◆ Your instructions ◆
Reproduce the records exactly.

== Data entries ==

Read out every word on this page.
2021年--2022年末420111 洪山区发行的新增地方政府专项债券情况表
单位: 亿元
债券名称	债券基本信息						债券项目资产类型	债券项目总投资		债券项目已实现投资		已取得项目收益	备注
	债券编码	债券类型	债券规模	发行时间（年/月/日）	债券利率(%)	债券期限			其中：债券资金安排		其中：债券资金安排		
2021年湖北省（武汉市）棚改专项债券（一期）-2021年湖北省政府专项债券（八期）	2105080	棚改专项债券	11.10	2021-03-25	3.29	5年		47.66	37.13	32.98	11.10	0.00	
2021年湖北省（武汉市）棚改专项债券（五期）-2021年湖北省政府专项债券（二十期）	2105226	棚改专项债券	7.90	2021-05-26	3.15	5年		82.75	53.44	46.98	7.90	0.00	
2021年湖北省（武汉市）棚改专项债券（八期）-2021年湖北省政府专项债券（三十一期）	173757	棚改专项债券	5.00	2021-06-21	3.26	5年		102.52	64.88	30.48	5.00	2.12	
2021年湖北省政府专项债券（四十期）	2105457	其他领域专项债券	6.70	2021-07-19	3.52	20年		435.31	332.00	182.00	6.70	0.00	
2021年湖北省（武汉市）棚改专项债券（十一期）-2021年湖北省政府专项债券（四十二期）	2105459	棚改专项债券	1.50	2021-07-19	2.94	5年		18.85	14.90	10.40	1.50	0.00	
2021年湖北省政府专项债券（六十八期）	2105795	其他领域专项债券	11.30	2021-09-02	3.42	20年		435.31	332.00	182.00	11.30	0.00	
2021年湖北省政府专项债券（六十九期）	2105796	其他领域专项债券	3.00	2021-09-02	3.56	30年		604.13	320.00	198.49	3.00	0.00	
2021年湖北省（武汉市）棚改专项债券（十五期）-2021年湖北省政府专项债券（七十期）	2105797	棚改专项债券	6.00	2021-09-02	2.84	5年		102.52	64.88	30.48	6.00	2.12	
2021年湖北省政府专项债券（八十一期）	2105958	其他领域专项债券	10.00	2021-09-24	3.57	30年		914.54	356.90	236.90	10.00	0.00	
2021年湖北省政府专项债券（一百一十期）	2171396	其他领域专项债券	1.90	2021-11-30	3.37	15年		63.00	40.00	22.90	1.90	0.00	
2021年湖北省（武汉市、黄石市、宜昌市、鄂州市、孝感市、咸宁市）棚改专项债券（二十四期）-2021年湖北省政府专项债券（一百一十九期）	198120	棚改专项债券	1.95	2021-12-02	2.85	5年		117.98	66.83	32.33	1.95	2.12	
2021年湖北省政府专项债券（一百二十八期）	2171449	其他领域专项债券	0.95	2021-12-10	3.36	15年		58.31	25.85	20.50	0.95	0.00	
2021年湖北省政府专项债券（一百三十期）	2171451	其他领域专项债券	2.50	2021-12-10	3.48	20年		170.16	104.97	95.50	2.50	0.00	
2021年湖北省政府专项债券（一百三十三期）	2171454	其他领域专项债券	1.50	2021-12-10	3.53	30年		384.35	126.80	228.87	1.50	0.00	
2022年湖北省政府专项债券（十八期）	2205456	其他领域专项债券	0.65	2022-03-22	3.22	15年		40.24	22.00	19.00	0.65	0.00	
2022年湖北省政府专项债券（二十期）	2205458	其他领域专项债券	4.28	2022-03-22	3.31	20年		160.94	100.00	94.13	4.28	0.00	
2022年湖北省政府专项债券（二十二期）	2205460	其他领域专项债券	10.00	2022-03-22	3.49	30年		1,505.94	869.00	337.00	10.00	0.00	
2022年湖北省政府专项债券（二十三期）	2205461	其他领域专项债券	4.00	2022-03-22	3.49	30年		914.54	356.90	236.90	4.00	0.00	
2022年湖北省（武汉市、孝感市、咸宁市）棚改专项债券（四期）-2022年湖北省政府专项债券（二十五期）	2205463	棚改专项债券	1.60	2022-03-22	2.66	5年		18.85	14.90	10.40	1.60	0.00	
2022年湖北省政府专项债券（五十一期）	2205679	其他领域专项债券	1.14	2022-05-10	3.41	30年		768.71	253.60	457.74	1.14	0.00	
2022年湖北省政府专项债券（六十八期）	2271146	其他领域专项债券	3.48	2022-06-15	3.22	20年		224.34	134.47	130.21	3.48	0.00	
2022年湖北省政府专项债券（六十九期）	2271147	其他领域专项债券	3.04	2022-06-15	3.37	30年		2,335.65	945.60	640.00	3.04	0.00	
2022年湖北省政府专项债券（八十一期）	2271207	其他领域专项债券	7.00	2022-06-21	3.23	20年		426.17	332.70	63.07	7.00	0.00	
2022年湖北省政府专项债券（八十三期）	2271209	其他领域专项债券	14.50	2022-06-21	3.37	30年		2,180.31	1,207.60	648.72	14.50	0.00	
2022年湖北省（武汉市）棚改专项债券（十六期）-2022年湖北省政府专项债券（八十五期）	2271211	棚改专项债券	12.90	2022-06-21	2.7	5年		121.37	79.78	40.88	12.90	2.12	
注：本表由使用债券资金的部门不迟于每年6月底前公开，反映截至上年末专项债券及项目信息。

===

◆ Response for this exercise ◆
Read out every word on this page.
2021年--2022年末420111 洪山区发行的新增地方政府专项债券情况表
单位: 亿元
债券名称	债券基本信息						债券项目资产类型	债券项目总投资		债券项目已实现投资		已取得项目收益	备注
	债券编码	债券类型	债券规模	发行时间（年/月/日）	债券利率(%)	债券期限			其中：债券资金安排		其中：债券资金安排		
2021年湖北省（武汉市）棚改专项债券（一期）-2021年湖北省政府专项债券（八期）	2105080	棚改专项债券	11.10	2021-03-25	3.29	5年		47.66	37.13	32.98	11.10	0.00	
2021年湖北省（武汉市）棚改专项债券（五期）-2021年湖北省政府专项债券（二十期）	2105226	棚改专项债券	7.90	2021-05-26	3.15	5年		82.75	53.44	46.98	7.90	0.00	
2021年湖北省（武汉市）棚改专项债券（八期）-2021年湖北省政府专项债券（三十一期）	173757	棚改专项债券	5.00	2021-06-21	3.26	5年		102.52	64.88	30.48	5.00	2.12	
2021年湖北省政府专项债券（四十期）	2105457	其他领域专项债券	6.70	2021-07-19	3.52	20年		435.31	332.00	182.00	6.70	0.00	
2021年湖北省（武汉市）棚改专项债券（十一期）-2021年湖北省政府专项债券（四十二期）	2105459	棚改专项债券	1.50	2021-07-19	2.94	5年		18.85	14.90	10.40	1.50	0.00	
2021年湖北省政府专项债券（六十八期）	2105795	其他领域专项债券	11.30	2021-09-02	3.42	20年		435.31	332.00	182.00	11.30	0.00	
2021年湖北省政府专项债券（六十九期）	2105796	其他领域专项债券	3.00	2021-09-02	3.56	30年		604.13	320.00	198.49	3.00	0.00	
2021年湖北省（武汉市）棚改专项债券（十五期）-2021年湖北省政府专项债券（七十期）	2105797	棚改专项债券	6.00	2021-09-02	2.84	5年		102.52	64.88	30.48	6.00	2.12	
2021年湖北省政府专项债券（八十一期）	2105958	其他领域专项债券	10.00	2021-09-24	3.57	30年		914.54	356.90	236.90	10.00	0.00	
2021年湖北省政府专项债券（一百一十期）	2171396	其他领域专项债券	1.90	2021-11-30	3.37	15年		63.00	40.00	22.90	1.90	0.00	
2021年湖北省（武汉市、黄石市、宜昌市、鄂州市、孝感市、咸宁市）棚改专项债券（二十四期）-2021年湖北省政府专项债券（一百一十九期）	198120	棚改专项债券	1.95	2021-12-02	2.85	5年		117.98	66.83	32.33	1.95	2.12	
2021年湖北省政府专项债券（一百二十八期）	2171449	其他领域专项债券	0.95	2021-12-10	3.36	15年		58.31	25.85	20.50	0.95	0.00	
2021年湖北省政府专项债券（一百三十期）	2171451	其他领域专项债券	2.50	2021-12-10	3.48	20年		170.16	104.97	95.50	2.50	0.00	
2021年湖北省政府专项债券（一百三十三期）	2171454	其他领域专项债券	1.50	2021-12-10	3.53	30年		384.35	126.80	228.87	1.50	0.00	
2022年湖北省政府专项债券（十八期）	2205456	其他领域专项债券	0.65	2022-03-22	3.22	15年		40.24	22.00	19.00	0.65	0.00	
2022年湖北省政府专项债券（二十期）	2205458	其他领域专项债券	4.28	2022-03-22	3.31	20年		160.94	100.00	94.13	4.28	0.00	
2022年湖北省政府专项债券（二十二期）	2205460	其他领域专项债券	10.00	2022-03-22	3.49	30年		1,505.94	869.00	337.00	10.00	0.00	
2022年湖北省政府专项债券（二十三期）	2205461	其他领域专项债券	4.00	2022-03-22	3.49	30年		914.54	356.90	236.90	4.00	0.00	
2022年湖北省（武汉市、孝感市、咸宁市）棚改专项债券（四期）-2022年湖北省政府专项债券（二十五期）	2205463	棚改专项债券	1.60	2022-03-22	2.66	5年		18.85	14.90	10.40	1.60	0.00	
2022年湖北省政府专项债券（五十一期）	2205679	其他领域专项债券	1.14	2022-05-10	3.41	30年		768.71	253.60	457.74	1.14	0.00	
2022年湖北省政府专项债券（六十八期）	2271146	其他领域专项债券	3.48	2022-06-15	3.22	20年		224.34	134.47	130.21	3.48	0.00	
2022年湖北省政府专项债券（六十九期）	2271147	其他领域专项债券	3.04	2022-06-15	3.37	30年		2,335.65	945.60	640.00	3.04	0.00	
2022年湖北省政府专项债券（八十一期）	2271207	其他领域专项债券	7.00	2022-06-21	3.23	20年		426.17	332.70	63.07	7.00	0.00	
2022年湖北省政府专项债券（八十三期）	2271209	其他领域专项债券	14.50	2022-06-21	3.37	30年		2,180.31	1,207.60	648.72	14.50	0.00	
2022年湖北省（武汉市）棚改专项债券（十六期）-2022年湖北省政府专项债券（八十五期）	2271211	棚改专项债券	12.90	2022-06-21	2.7	5年		121.37	79.78	40.88	12.90	2.12	
注：本表由使用债券资金的部门不迟于每年6月底前公开，反映截至上年末专项债券及项目信息。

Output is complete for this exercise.